* What you need to do *
Leave out any pictures and transcribe all other data below exactly.

* Extracted material *

######

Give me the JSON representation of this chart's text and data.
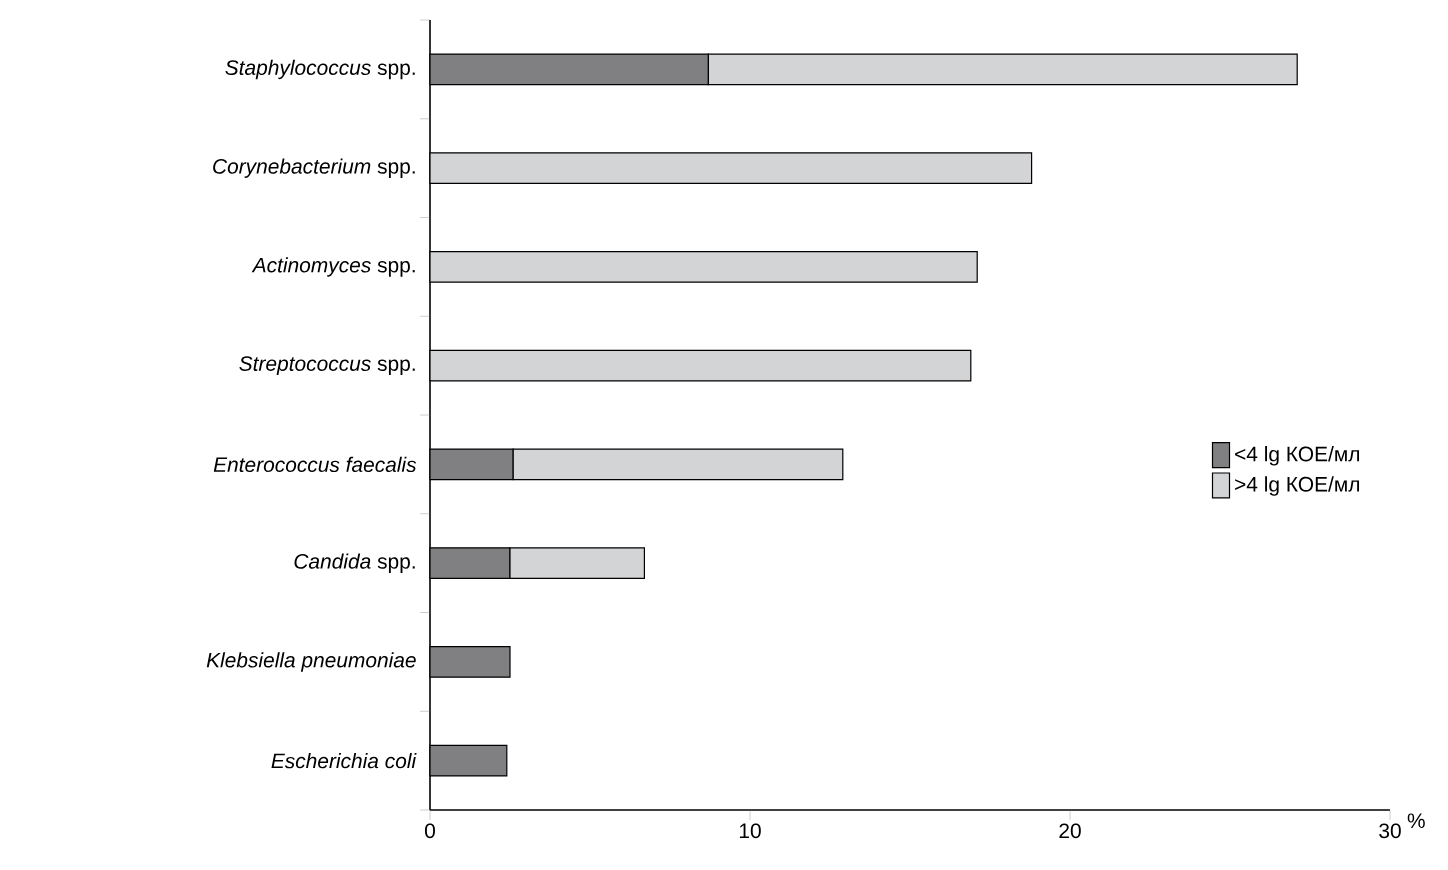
{
  "chart_data": {
    "type": "bar",
    "orientation": "horizontal",
    "stacked": true,
    "categories": [
      "*Staphylococcus* spp.",
      "*Corynebacterium* spp.",
      "*Actinomyces* spp.",
      "*Streptococcus* spp.",
      "*Enterococcus faecalis*",
      "*Candida* spp.",
      "*Klebsiella pneumoniae*",
      "*Escherichia coli*"
    ],
    "series": [
      {
        "name": "<4 lg КОЕ/мл",
        "color": "#808083",
        "values": [
          8.7,
          null,
          null,
          null,
          2.6,
          2.5,
          2.5,
          2.4
        ]
      },
      {
        "name": ">4 lg КОЕ/мл",
        "color": "#d3d4d6",
        "values": [
          18.4,
          18.8,
          17.1,
          16.9,
          10.3,
          4.2,
          null,
          null
        ]
      }
    ],
    "xlabel": "%",
    "xlim": [
      0,
      30
    ],
    "xticks": [
      0,
      10,
      20,
      30
    ],
    "legend": "right",
    "grid": false
  }
}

######

* Written answer *
Give me the JSON representation of this chart's text and data.
{
  "chart_data": {
    "type": "bar",
    "orientation": "horizontal",
    "stacked": true,
    "categories": [
      "*Staphylococcus* spp.",
      "*Corynebacterium* spp.",
      "*Actinomyces* spp.",
      "*Streptococcus* spp.",
      "*Enterococcus faecalis*",
      "*Candida* spp.",
      "*Klebsiella pneumoniae*",
      "*Escherichia coli*"
    ],
    "series": [
      {
        "name": "<4 lg КОЕ/мл",
        "color": "#808083",
        "values": [
          8.7,
          null,
          null,
          null,
          2.6,
          2.5,
          2.5,
          2.4
        ]
      },
      {
        "name": ">4 lg КОЕ/мл",
        "color": "#d3d4d6",
        "values": [
          18.4,
          18.8,
          17.1,
          16.9,
          10.3,
          4.2,
          null,
          null
        ]
      }
    ],
    "xlabel": "%",
    "xlim": [
      0,
      30
    ],
    "xticks": [
      0,
      10,
      20,
      30
    ],
    "legend": "right",
    "grid": false
  }
}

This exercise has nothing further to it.